▶ Task prompt
Read the lines below. Copy out any that hold the string "Аманда".

▶ Supplied data
╔══
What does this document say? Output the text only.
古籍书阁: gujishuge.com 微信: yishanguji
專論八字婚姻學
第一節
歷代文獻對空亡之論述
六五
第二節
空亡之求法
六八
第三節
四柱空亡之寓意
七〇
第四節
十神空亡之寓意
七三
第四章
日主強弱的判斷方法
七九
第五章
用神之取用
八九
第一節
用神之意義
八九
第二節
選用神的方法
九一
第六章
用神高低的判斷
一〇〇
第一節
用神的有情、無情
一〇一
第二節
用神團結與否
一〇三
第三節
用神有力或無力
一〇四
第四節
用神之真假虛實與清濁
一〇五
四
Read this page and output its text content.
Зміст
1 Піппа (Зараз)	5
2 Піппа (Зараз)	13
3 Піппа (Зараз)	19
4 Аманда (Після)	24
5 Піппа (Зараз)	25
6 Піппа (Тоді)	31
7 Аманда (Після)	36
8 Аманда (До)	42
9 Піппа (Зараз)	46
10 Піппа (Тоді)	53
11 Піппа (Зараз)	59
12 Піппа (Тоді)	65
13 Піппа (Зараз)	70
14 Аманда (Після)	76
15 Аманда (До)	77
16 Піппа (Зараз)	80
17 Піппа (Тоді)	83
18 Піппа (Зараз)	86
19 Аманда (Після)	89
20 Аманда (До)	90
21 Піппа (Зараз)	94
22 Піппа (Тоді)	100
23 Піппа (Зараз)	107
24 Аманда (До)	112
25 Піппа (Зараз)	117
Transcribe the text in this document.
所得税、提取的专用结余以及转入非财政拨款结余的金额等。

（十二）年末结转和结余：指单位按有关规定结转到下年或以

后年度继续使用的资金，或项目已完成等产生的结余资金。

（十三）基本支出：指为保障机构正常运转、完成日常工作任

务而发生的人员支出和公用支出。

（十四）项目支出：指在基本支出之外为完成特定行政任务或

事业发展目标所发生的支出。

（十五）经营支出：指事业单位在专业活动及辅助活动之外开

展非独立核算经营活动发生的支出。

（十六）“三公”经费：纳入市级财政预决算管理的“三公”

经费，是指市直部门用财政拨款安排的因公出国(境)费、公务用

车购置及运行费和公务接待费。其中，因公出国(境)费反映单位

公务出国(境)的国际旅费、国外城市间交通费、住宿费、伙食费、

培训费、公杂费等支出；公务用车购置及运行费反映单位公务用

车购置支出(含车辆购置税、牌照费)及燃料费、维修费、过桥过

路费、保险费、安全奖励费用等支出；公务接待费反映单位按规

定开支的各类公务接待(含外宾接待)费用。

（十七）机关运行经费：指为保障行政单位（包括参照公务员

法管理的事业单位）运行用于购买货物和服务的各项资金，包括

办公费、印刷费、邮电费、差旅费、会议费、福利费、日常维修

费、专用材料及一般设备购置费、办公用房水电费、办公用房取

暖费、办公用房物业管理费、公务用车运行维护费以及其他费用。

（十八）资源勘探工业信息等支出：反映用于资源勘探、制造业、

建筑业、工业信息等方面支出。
╚══
▶ Full solution
4 Аманда (Після)	24
7 Аманда (Після)	36
8 Аманда (До)	42
14 Аманда (Після)	76
15 Аманда (До)	77
19 Аманда (Після)	89
20 Аманда (До)	90
24 Аманда (До)	112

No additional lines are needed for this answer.